本文抜粋>
-*-

北原先生の過去、編集者の苦悩の裏側、暁海と北原先生のその後を描いた物語は「汝、星の如く」の前後の話で繋がります。
周りにどう思われようと自分の人生の幸せを掴もうとして足掻いていく姿にとても感銘を受けました。
色んなことがある中で受け入れられる器の大きさも、人間力だなぁと‥。
瀬戸内の情景含め、この愛の物語を描き切った凪良先生の筆力は本当に素晴らしいですね。
今野敏「一夜 隠蔽捜査」
犯人も目的も安否もわからない中、竜崎はミステリ作家・梅林の助言も得ながら捜査に挑むことに。
劇場型犯罪の裏に隠された、悲劇の夜の真相とは――。
評価 6/10
大好きな隠蔽捜査シリーズ13作目が刊行されましたので早速購入して楽しみましたよ。
今回は、有名作家の誘拐事件。

-*-

保存済み項目>

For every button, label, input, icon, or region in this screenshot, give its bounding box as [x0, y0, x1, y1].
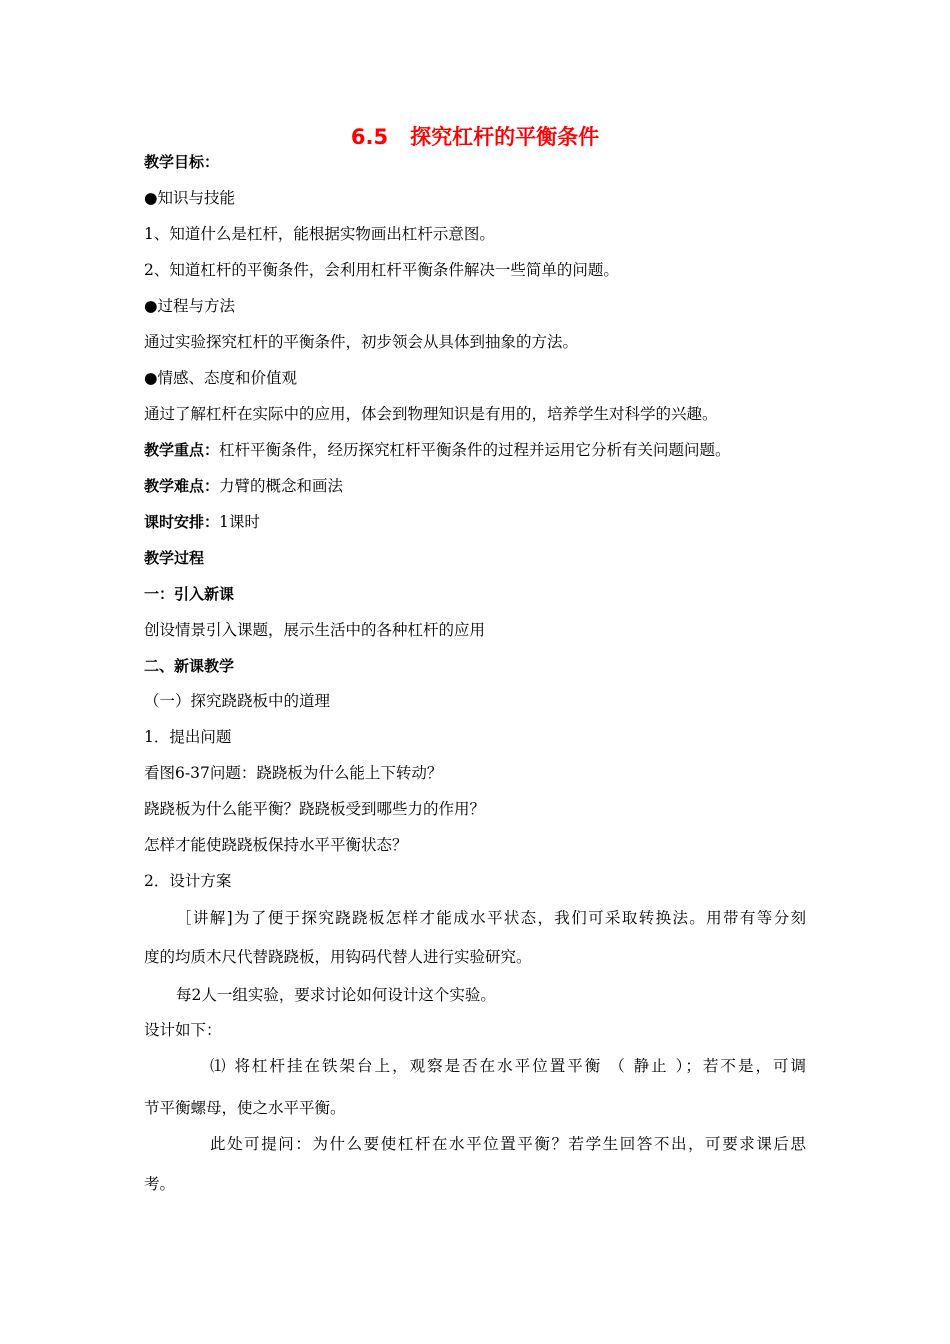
question-2: 跷跷板为什么能平衡？跷跷板受到哪些力的作用？ [144, 800, 486, 818]
step-2: 2．设计方案 [144, 872, 232, 890]
question-prompt-line-2: 考。 [144, 1175, 176, 1193]
difficulty-label: 教学难点： [144, 477, 220, 495]
key-label: 教学重点： [144, 441, 220, 459]
emotion-heading: ●情感、态度和价值观 [144, 369, 298, 387]
section-1-text: 创设情景引入课题，展示生活中的各种杠杆的应用 [144, 621, 486, 639]
question-3: 怎样才能使跷跷板保持水平平衡状态？ [144, 836, 408, 854]
process-heading: ●过程与方法 [144, 297, 236, 315]
step-1: 1．提出问题 [144, 728, 232, 746]
explain-line-1: ［讲解]为了便于探究跷跷板怎样才能成水平状态，我们可采取转换法。用带有等分刻 [176, 909, 806, 927]
page-title [0, 123, 950, 151]
subsection-1: （一）探究跷跷板中的道理 [144, 692, 331, 710]
teaching-process-title: 教学过程 [144, 549, 205, 567]
group-instruction: 每2人一组实验，要求讨论如何设计这个实验。 [176, 986, 496, 1004]
schedule [144, 511, 808, 533]
question-1: 看图6-37问题：跷跷板为什么能上下转动？ [144, 764, 443, 782]
section-1-heading: 一：引入新课 [144, 585, 235, 603]
objectives-heading: 教学目标： [144, 153, 220, 171]
knowledge-item-2: 2、知道杠杆的平衡条件，会利用杠杆平衡条件解决一些简单的问题。 [144, 261, 619, 279]
design-step-1-line-2: 节平衡螺母，使之水平平衡。 [144, 1099, 346, 1117]
schedule-label: 课时安排： [144, 513, 220, 531]
difficulty-point [144, 475, 808, 497]
section-2-heading: 二、新课教学 [144, 657, 235, 675]
key-point [144, 439, 808, 461]
difficulty-text: 力臂的概念和画法 [219, 477, 344, 495]
process-text: 通过实验探究杠杆的平衡条件，初步领会从具体到抽象的方法。 [144, 333, 579, 351]
emotion-text: 通过了解杠杆在实际中的应用，体会到物理知识是有用的，培养学生对科学的兴趣。 [144, 405, 718, 423]
explain-line-2: 度的均质木尺代替跷跷板，用钩码代替人进行实验研究。 [144, 948, 532, 966]
key-text: 杠杆平衡条件，经历探究杠杆平衡条件的过程并运用它分析有关问题问题。 [219, 441, 731, 459]
knowledge-heading: ●知识与技能 [144, 189, 236, 207]
schedule-text: 1课时 [219, 513, 260, 531]
title-number: 6.5 [350, 125, 389, 149]
question-prompt-line-1: 此处可提问：为什么要使杠杆在水平位置平衡？若学生回答不出，可要求课后思 [210, 1135, 806, 1153]
title-text: 探究杠杆的平衡条件 [410, 125, 600, 149]
knowledge-item-1: 1、知道什么是杠杆，能根据实物画出杠杆示意图。 [144, 225, 495, 243]
design-intro: 设计如下： [144, 1021, 222, 1039]
design-step-1-line-1: ⑴ 将杠杆挂在铁架台上，观察是否在水平位置平衡 （ 静止 ）；若不是，可调 [210, 1057, 806, 1075]
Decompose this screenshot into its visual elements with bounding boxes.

-*-

求められる作業>
本文抜粋によると、今野敏「一夜 隠蔽捜査」は隠蔽捜査シリーズの何作目ですか。

解答>
隠蔽捜査シリーズの13作目です。